**Task directions**:
Using the listing below, give the number of lines where "rest" appears, and nothing else.
[START Information shown]
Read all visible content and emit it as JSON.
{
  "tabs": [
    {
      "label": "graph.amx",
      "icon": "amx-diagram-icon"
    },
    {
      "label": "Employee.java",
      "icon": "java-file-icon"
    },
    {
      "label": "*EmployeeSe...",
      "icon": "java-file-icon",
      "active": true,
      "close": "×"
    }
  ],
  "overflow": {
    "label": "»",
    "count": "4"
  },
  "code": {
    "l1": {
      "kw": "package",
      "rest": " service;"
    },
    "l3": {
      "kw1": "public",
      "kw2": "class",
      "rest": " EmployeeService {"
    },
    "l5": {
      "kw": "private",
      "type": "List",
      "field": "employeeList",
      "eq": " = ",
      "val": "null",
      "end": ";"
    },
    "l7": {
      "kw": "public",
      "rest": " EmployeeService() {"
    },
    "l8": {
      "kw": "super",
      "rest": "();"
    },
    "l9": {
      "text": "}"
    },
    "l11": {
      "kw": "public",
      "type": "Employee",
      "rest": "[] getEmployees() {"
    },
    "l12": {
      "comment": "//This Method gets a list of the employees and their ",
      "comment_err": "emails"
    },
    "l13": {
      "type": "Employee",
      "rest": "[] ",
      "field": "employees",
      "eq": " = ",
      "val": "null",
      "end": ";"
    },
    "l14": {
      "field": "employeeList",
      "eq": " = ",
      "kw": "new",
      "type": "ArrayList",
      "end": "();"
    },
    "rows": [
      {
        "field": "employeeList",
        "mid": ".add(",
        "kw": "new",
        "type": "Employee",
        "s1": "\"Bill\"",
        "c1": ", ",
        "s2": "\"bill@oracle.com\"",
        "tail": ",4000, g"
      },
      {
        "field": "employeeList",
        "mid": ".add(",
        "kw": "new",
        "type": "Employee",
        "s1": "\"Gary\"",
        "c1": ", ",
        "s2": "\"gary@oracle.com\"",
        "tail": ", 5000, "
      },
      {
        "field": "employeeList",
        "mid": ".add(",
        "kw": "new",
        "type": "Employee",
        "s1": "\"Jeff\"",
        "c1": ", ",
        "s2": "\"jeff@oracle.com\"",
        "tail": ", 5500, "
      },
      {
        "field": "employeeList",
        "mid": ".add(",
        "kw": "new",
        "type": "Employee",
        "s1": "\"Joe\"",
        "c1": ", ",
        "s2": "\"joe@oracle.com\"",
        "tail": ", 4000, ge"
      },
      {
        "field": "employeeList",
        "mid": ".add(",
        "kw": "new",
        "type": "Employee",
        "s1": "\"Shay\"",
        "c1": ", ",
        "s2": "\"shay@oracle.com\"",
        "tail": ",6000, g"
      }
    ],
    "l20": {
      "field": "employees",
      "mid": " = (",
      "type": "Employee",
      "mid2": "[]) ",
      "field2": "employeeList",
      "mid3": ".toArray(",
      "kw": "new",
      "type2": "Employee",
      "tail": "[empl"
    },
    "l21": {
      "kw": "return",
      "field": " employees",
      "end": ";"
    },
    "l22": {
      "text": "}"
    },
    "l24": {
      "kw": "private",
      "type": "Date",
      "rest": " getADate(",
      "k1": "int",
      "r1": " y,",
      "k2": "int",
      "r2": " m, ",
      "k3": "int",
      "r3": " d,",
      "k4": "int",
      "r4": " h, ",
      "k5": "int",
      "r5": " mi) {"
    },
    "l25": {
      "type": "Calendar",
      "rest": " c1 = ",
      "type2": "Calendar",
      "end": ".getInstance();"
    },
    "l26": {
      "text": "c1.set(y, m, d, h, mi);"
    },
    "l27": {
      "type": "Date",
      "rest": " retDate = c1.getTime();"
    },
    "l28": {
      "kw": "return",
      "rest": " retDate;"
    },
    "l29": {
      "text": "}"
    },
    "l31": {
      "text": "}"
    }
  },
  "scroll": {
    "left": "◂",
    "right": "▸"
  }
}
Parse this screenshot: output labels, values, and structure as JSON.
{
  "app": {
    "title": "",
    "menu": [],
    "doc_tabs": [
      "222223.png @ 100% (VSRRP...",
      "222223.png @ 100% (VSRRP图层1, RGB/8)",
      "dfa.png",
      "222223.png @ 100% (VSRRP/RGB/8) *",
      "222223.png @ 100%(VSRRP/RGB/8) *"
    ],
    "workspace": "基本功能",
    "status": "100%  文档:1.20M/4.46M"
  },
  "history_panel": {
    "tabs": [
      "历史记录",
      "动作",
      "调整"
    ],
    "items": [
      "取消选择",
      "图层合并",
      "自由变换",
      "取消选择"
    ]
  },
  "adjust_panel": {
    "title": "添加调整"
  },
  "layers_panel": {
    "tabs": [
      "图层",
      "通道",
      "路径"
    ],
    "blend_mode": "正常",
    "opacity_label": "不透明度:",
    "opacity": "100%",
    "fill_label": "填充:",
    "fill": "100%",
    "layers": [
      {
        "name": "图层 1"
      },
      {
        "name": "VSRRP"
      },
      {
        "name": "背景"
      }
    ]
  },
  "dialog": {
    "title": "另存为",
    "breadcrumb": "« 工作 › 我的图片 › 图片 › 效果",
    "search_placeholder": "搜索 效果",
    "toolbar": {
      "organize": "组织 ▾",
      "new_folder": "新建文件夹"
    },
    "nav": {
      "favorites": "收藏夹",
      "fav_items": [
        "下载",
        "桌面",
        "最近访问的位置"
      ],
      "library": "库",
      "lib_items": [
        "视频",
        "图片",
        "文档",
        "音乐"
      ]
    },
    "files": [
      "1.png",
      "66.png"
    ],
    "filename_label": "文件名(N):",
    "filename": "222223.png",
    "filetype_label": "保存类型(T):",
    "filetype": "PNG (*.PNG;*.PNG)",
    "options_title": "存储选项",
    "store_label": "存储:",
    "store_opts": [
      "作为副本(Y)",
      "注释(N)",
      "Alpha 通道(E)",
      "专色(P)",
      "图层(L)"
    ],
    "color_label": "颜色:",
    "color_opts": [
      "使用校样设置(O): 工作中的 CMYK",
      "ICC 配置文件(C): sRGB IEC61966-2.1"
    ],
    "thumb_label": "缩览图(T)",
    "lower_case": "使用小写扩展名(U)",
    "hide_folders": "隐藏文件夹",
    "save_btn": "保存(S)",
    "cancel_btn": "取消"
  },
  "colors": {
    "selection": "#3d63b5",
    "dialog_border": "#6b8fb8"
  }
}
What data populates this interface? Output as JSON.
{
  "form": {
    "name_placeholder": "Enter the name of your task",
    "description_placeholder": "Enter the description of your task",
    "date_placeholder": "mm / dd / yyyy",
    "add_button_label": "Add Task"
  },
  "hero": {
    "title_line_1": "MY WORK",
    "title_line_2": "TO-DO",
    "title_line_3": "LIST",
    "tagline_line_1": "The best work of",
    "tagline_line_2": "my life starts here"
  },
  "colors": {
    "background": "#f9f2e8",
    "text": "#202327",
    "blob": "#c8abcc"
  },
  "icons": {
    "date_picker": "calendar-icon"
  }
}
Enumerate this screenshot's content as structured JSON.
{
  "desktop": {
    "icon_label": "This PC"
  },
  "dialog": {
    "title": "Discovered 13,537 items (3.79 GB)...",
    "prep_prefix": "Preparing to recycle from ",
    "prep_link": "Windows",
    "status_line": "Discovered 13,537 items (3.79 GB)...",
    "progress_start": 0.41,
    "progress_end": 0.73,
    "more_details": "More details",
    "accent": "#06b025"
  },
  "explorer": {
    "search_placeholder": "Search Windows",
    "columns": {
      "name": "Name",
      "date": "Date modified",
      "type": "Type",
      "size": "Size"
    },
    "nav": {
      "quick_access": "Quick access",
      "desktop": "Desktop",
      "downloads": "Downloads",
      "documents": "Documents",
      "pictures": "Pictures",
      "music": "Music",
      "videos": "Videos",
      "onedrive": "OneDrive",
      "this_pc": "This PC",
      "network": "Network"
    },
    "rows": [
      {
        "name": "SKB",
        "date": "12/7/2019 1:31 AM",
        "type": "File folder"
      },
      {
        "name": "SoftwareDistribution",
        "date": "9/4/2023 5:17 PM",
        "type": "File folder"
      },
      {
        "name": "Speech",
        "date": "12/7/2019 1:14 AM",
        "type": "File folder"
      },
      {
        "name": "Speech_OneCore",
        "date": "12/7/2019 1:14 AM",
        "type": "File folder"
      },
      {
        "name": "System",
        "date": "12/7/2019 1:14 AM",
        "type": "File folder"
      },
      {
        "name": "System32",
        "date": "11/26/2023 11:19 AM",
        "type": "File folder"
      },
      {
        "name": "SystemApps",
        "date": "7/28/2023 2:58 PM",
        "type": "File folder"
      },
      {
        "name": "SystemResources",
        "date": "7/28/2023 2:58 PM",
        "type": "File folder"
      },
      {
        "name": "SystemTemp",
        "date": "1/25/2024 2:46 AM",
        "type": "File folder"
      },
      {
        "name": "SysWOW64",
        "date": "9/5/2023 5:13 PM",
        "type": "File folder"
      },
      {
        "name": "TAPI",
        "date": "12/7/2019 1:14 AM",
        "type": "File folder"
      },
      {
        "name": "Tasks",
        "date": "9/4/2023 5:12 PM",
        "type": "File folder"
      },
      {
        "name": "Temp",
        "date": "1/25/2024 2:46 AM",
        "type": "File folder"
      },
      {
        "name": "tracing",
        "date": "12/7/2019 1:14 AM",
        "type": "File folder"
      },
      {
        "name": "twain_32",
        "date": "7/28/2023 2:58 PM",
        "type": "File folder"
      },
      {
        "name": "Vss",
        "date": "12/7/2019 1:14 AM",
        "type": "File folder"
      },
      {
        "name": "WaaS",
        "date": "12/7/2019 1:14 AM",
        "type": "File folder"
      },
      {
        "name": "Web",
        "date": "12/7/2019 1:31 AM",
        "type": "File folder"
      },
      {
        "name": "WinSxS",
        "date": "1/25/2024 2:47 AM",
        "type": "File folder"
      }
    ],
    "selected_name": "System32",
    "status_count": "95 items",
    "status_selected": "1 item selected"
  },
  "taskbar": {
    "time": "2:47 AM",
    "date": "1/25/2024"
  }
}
[END Information shown]
**Final answer**:
10